INSTRUCTIONS FOR THE TASK: Locate each line with the string "ASEANの電力需要の推移" in the listing below and copy it.

INPUT ROWS:
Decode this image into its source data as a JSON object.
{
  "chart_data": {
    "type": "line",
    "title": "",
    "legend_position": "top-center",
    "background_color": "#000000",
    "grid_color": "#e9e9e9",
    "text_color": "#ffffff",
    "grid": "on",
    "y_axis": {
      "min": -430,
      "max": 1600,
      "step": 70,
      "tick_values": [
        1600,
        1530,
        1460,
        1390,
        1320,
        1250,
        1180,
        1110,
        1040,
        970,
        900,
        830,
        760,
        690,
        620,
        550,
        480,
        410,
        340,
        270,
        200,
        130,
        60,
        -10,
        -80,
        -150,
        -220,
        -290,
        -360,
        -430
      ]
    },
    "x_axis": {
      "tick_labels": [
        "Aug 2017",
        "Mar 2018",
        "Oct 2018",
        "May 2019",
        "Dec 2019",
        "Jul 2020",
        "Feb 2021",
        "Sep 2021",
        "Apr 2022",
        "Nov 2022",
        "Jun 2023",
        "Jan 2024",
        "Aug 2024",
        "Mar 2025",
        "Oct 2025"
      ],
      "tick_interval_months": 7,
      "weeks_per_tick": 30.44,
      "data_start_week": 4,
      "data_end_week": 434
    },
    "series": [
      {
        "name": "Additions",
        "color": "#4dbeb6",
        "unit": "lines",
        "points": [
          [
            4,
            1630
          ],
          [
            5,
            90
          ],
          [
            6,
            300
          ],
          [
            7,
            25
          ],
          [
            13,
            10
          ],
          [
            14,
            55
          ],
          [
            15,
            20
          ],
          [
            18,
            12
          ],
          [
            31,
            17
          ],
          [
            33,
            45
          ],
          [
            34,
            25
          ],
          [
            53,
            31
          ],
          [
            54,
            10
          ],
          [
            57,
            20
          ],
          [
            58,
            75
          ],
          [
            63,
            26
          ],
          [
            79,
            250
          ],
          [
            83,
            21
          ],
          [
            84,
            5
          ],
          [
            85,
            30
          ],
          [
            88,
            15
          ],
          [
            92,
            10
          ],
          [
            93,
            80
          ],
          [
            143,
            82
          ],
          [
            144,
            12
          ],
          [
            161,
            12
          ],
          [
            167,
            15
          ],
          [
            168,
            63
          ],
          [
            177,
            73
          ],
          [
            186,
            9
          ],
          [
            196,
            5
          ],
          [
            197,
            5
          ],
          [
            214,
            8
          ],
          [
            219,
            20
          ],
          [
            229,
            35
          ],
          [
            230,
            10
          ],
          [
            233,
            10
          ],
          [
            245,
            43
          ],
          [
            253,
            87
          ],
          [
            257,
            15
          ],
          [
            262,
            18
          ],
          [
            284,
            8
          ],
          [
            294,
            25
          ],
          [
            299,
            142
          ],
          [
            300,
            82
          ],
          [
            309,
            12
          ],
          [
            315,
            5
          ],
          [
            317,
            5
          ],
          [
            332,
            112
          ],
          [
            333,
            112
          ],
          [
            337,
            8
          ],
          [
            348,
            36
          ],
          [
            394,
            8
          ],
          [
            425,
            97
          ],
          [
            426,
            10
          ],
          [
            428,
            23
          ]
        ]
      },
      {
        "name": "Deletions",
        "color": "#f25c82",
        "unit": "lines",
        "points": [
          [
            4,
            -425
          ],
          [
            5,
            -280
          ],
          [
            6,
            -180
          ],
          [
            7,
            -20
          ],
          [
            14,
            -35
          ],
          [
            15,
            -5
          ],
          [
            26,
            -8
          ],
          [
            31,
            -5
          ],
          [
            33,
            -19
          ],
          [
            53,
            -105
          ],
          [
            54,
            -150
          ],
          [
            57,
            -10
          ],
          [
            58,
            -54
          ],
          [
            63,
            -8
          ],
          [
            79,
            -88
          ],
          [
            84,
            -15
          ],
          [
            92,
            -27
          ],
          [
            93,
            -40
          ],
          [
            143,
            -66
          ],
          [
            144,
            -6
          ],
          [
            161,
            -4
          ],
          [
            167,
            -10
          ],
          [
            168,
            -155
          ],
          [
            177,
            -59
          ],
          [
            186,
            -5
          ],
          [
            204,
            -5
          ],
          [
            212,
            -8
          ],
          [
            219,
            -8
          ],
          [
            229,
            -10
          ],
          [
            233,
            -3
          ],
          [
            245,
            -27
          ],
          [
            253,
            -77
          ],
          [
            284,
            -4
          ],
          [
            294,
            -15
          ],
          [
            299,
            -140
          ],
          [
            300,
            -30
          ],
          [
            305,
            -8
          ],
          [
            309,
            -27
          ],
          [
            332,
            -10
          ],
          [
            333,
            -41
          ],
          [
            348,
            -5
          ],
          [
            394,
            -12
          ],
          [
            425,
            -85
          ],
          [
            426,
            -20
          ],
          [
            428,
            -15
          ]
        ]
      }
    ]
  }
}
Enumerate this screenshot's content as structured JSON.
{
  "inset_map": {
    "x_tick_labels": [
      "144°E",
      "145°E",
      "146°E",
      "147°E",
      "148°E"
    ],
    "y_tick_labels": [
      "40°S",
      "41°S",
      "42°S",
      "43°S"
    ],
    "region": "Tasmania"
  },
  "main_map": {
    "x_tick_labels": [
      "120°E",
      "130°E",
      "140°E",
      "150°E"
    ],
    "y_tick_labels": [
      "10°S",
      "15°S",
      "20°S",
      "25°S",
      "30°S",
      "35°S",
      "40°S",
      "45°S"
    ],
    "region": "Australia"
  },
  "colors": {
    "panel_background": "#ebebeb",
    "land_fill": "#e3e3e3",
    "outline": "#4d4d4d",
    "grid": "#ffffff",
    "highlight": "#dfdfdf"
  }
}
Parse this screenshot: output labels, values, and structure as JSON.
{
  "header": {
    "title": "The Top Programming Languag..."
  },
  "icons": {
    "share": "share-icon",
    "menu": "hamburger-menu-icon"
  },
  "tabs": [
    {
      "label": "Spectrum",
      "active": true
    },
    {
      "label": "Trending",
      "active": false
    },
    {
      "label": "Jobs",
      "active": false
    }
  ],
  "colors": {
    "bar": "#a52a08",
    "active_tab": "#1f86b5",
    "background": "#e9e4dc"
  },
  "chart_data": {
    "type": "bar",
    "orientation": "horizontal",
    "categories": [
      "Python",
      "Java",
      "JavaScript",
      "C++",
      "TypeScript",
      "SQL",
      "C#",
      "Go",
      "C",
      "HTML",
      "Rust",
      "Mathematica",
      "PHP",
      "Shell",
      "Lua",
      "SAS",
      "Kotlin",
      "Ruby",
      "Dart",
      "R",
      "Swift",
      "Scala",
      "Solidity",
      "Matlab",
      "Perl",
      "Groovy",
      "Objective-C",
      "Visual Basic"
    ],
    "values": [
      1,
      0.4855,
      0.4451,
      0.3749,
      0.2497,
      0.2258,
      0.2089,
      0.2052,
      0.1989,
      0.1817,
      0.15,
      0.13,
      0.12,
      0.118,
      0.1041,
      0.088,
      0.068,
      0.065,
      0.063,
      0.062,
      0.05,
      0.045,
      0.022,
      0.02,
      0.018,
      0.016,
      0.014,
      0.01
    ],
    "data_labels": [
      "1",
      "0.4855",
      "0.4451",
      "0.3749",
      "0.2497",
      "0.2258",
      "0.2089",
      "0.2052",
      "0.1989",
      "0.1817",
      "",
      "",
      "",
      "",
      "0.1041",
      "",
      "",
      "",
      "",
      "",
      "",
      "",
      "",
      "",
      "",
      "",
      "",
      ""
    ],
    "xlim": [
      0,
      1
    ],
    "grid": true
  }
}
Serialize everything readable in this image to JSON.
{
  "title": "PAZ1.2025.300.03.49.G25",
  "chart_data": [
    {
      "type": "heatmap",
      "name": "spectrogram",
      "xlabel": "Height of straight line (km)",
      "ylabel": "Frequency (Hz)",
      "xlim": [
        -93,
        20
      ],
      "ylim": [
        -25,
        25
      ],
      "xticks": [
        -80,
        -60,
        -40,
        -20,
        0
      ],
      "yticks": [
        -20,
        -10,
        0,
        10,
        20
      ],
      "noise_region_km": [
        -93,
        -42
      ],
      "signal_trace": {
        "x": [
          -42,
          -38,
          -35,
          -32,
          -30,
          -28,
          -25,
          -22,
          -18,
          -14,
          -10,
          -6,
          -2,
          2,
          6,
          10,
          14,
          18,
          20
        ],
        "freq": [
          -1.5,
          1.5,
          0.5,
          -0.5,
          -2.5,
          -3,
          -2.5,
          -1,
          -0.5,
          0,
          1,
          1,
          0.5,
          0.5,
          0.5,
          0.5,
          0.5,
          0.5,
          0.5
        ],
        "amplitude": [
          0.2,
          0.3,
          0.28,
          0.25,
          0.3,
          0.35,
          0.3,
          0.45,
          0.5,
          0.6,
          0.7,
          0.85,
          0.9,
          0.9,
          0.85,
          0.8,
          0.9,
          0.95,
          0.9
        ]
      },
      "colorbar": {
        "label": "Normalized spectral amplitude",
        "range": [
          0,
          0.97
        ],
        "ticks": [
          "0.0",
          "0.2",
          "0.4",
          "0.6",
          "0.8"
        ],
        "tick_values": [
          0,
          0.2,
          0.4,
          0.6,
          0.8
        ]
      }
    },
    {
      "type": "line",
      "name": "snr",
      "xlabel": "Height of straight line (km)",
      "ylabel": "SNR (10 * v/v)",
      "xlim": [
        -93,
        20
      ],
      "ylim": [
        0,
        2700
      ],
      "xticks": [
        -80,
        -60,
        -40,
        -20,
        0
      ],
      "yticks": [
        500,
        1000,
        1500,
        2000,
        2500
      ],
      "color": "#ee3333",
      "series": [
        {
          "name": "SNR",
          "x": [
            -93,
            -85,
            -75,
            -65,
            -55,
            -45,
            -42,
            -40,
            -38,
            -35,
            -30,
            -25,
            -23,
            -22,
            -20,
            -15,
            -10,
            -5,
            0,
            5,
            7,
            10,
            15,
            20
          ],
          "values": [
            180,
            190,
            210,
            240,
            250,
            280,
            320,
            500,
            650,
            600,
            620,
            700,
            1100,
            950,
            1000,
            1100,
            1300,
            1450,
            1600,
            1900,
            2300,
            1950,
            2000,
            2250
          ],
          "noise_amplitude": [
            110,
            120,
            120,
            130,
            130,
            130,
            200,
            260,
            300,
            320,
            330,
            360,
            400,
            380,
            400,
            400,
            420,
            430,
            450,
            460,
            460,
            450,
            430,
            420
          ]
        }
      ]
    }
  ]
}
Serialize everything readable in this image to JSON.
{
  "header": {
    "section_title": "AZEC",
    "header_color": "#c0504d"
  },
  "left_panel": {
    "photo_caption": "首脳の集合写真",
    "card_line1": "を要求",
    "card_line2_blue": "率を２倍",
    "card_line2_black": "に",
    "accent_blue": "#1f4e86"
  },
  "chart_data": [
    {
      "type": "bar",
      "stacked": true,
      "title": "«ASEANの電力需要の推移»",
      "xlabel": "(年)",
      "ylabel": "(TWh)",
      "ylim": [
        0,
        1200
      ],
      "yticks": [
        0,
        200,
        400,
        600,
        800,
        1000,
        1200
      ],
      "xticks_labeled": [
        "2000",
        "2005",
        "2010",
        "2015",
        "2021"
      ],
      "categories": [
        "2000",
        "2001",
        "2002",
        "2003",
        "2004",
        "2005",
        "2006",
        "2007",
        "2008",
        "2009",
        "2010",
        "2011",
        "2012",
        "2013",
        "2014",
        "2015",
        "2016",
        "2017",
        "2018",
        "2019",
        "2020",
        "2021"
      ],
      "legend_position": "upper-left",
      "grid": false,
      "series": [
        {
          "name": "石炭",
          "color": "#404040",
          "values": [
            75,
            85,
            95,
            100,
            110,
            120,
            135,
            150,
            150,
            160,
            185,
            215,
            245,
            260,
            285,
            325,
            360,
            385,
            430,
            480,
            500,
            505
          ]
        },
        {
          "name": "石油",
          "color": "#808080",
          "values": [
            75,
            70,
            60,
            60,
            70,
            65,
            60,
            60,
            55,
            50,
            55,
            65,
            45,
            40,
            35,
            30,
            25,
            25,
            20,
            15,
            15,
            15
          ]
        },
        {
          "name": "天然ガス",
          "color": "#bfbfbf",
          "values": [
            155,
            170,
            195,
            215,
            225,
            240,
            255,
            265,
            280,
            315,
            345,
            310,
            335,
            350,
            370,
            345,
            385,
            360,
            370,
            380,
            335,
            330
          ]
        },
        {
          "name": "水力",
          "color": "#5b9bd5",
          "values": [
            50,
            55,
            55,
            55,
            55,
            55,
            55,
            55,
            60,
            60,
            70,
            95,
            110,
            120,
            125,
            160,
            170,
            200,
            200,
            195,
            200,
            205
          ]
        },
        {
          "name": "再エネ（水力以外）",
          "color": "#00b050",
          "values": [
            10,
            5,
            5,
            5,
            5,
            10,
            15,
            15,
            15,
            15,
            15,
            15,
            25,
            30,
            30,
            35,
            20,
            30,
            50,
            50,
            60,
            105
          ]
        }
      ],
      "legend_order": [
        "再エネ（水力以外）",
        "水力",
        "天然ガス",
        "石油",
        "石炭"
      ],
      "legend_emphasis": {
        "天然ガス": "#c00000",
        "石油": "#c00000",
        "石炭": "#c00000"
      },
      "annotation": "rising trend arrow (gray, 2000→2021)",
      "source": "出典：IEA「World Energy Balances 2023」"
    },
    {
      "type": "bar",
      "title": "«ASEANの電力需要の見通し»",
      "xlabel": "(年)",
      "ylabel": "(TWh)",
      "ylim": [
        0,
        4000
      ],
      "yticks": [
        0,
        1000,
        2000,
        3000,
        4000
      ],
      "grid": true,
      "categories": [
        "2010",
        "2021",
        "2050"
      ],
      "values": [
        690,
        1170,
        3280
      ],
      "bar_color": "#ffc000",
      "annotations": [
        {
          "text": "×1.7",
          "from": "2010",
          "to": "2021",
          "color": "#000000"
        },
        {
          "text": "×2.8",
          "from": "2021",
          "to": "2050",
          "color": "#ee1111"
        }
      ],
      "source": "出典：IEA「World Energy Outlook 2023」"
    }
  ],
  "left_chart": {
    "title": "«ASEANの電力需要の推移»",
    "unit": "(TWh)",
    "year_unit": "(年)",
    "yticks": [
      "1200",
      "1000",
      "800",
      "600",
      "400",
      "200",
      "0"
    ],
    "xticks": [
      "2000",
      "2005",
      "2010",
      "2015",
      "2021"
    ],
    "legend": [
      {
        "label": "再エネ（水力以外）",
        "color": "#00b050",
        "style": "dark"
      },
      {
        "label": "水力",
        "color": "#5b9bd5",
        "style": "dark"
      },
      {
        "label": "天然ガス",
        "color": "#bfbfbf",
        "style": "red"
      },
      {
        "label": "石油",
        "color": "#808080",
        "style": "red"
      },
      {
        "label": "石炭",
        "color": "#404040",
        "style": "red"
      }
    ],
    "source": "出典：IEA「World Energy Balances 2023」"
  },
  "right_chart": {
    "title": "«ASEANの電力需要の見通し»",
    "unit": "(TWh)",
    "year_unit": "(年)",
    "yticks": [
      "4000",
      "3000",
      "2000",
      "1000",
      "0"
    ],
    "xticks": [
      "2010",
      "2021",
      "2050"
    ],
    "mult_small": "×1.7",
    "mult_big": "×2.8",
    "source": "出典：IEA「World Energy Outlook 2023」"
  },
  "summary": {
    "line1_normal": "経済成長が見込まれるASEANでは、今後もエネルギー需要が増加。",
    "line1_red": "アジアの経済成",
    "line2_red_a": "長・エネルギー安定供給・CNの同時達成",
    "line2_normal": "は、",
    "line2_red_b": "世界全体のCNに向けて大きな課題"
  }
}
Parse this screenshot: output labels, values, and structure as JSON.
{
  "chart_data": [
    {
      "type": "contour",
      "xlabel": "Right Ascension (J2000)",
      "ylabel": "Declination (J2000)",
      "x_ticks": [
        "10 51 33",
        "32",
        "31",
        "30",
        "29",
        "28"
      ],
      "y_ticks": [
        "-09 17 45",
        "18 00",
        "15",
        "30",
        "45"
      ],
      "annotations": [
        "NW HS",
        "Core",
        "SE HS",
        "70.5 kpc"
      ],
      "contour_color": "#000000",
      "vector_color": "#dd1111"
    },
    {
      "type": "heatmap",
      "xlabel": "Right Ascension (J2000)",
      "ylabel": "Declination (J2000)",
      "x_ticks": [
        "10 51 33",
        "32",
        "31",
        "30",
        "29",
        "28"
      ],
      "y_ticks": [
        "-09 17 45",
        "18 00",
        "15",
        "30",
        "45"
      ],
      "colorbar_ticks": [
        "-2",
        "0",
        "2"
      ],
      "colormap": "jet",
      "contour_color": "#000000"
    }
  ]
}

TASK SOLUTION:
      "title": "«ASEANの電力需要の推移»",
    "title": "«ASEANの電力需要の推移»",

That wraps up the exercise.